- Challenge
Copy every line with the string "image" in it.

- Supplied records
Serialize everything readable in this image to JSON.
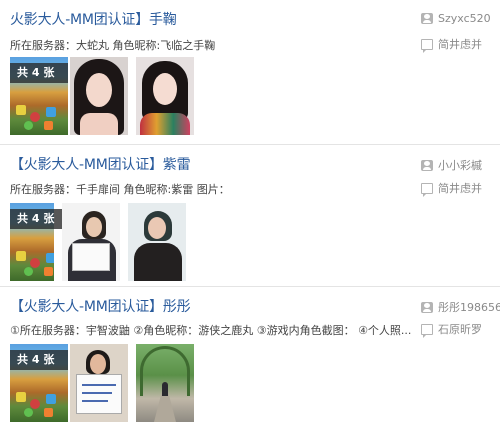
--
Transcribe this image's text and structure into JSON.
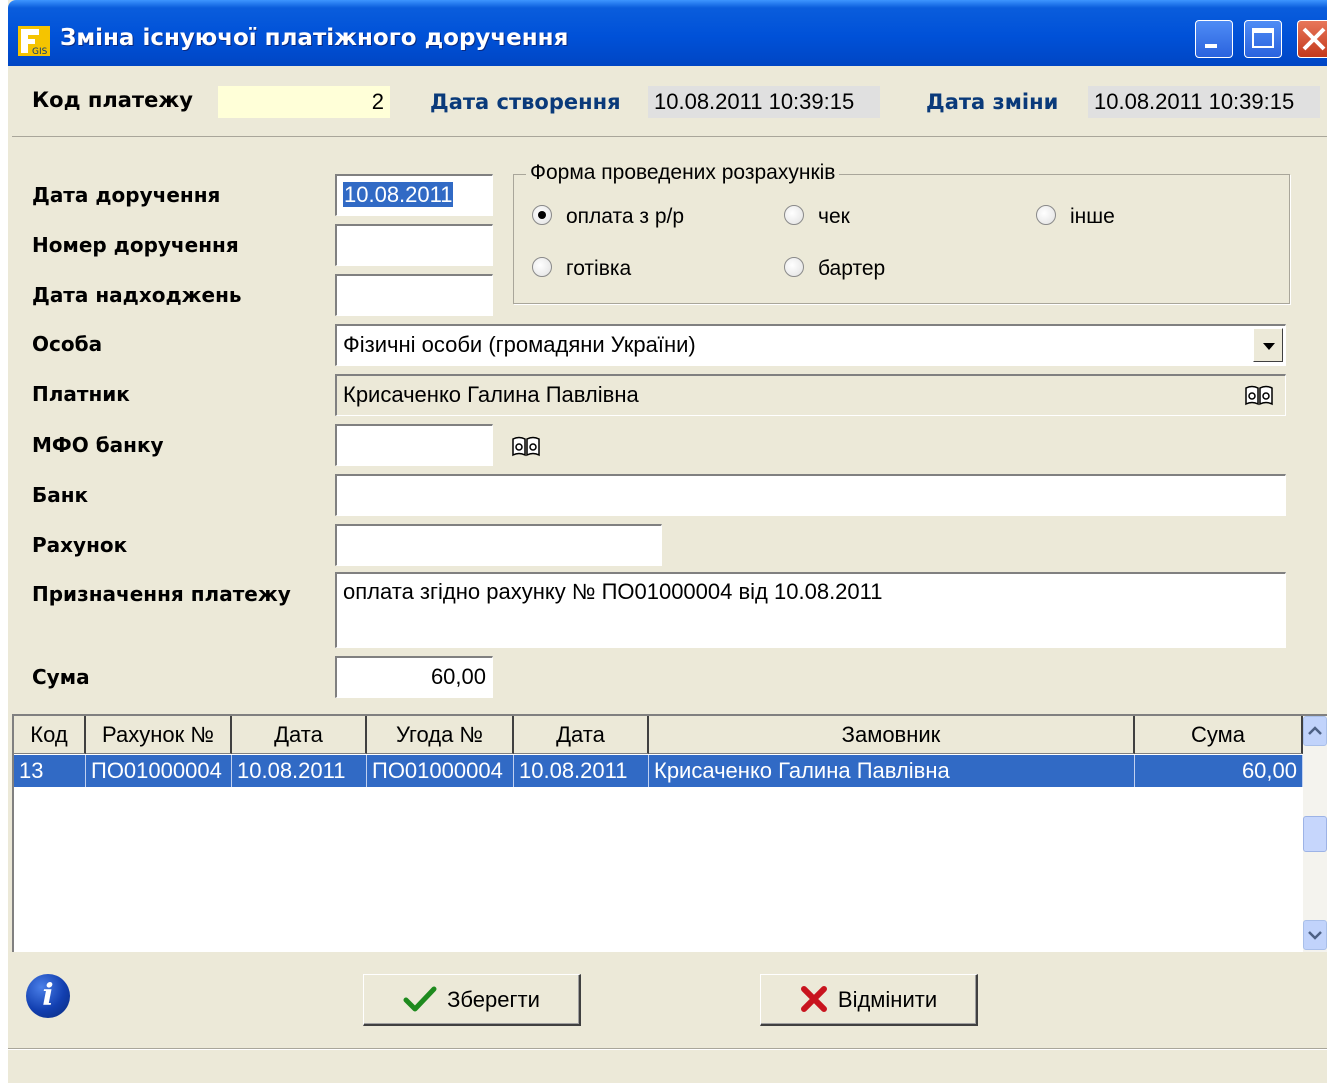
==
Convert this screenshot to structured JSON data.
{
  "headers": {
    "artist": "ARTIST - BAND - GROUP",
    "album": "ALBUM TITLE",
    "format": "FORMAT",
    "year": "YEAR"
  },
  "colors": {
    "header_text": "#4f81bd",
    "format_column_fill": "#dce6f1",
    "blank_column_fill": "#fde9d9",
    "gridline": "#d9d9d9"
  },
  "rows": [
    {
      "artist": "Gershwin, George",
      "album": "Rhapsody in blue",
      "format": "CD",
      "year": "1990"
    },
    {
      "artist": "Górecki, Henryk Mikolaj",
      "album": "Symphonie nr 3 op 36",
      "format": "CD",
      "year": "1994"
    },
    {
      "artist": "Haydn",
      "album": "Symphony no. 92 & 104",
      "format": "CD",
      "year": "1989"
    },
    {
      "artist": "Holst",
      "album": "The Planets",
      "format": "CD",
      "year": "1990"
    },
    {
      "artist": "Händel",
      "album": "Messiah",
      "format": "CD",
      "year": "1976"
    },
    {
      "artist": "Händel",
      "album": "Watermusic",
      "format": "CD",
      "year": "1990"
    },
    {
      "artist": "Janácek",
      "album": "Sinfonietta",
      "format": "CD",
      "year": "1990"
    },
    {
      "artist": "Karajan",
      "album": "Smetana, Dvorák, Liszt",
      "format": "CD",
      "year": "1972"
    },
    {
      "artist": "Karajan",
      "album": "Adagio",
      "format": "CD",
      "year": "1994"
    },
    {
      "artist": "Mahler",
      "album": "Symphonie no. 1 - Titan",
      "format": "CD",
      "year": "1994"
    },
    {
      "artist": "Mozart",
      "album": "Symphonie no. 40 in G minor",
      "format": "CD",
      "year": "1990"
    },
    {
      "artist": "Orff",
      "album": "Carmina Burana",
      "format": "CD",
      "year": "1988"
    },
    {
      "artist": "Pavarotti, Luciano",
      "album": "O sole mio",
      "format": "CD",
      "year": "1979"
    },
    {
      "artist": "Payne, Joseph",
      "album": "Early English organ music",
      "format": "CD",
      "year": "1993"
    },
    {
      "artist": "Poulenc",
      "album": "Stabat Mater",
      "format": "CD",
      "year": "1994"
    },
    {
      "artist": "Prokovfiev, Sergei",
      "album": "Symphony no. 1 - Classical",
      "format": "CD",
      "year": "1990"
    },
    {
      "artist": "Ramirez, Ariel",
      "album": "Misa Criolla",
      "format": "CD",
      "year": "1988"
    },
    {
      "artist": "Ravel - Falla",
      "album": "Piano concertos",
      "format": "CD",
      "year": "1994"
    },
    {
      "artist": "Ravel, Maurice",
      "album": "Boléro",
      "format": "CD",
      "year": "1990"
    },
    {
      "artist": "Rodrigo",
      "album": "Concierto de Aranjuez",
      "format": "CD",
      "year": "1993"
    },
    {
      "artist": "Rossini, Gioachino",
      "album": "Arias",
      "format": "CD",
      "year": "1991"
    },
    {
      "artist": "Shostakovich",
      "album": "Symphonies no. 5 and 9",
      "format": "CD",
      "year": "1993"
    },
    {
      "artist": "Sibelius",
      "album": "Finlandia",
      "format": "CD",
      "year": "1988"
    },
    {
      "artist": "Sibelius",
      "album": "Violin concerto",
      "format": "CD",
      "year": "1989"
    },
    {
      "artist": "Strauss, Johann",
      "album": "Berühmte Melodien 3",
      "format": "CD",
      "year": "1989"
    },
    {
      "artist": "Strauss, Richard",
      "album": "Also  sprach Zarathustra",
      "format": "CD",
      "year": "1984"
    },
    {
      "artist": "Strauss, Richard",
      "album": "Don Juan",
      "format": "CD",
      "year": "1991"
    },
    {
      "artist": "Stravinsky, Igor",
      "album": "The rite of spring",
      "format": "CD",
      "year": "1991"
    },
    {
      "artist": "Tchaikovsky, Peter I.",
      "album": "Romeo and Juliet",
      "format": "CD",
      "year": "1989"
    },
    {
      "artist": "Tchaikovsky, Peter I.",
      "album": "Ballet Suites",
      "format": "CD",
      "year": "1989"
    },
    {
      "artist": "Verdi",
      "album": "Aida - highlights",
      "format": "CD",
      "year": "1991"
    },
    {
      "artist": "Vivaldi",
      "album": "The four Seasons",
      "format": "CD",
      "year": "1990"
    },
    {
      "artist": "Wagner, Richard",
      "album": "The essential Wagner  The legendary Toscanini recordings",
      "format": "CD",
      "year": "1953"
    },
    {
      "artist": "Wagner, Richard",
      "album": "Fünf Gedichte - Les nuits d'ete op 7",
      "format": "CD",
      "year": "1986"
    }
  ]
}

- Task response
Serialize everything readable in this image to JSON.
Transcribe this image's text and structure into JSON.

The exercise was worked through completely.